What this task involves
Restate the whole listing word for word. Pictures are left out.
☆ ☆ ☆ ☆
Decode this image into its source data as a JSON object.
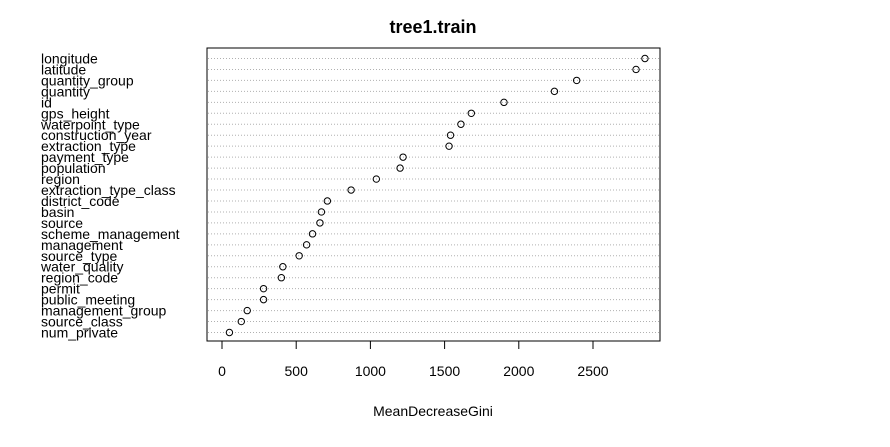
{
  "chart_data": {
    "type": "scatter",
    "title": "tree1.train",
    "xlabel": "MeanDecreaseGini",
    "ylabel": "",
    "xlim": [
      0,
      2900
    ],
    "xticks": [
      0,
      500,
      1000,
      1500,
      2000,
      2500
    ],
    "grid": "dotted horizontal guide per variable",
    "categories": [
      "longitude",
      "latitude",
      "quantity_group",
      "quantity",
      "id",
      "gps_height",
      "waterpoint_type",
      "construction_year",
      "extraction_type",
      "payment_type",
      "population",
      "region",
      "extraction_type_class",
      "district_code",
      "basin",
      "source",
      "scheme_management",
      "management",
      "source_type",
      "water_quality",
      "region_code",
      "permit",
      "public_meeting",
      "management_group",
      "source_class",
      "num_private"
    ],
    "values": [
      2850,
      2790,
      2390,
      2240,
      1900,
      1680,
      1610,
      1540,
      1530,
      1220,
      1200,
      1040,
      870,
      710,
      670,
      660,
      610,
      570,
      520,
      410,
      400,
      280,
      280,
      170,
      130,
      50
    ]
  }
}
☆ ☆ ☆ ☆
Completed task
Decode this image into its source data as a JSON object.
{
  "chart_data": {
    "type": "scatter",
    "title": "tree1.train",
    "xlabel": "MeanDecreaseGini",
    "ylabel": "",
    "xlim": [
      0,
      2900
    ],
    "xticks": [
      0,
      500,
      1000,
      1500,
      2000,
      2500
    ],
    "grid": "dotted horizontal guide per variable",
    "categories": [
      "longitude",
      "latitude",
      "quantity_group",
      "quantity",
      "id",
      "gps_height",
      "waterpoint_type",
      "construction_year",
      "extraction_type",
      "payment_type",
      "population",
      "region",
      "extraction_type_class",
      "district_code",
      "basin",
      "source",
      "scheme_management",
      "management",
      "source_type",
      "water_quality",
      "region_code",
      "permit",
      "public_meeting",
      "management_group",
      "source_class",
      "num_private"
    ],
    "values": [
      2850,
      2790,
      2390,
      2240,
      1900,
      1680,
      1610,
      1540,
      1530,
      1220,
      1200,
      1040,
      870,
      710,
      670,
      660,
      610,
      570,
      520,
      410,
      400,
      280,
      280,
      170,
      130,
      50
    ]
  }
}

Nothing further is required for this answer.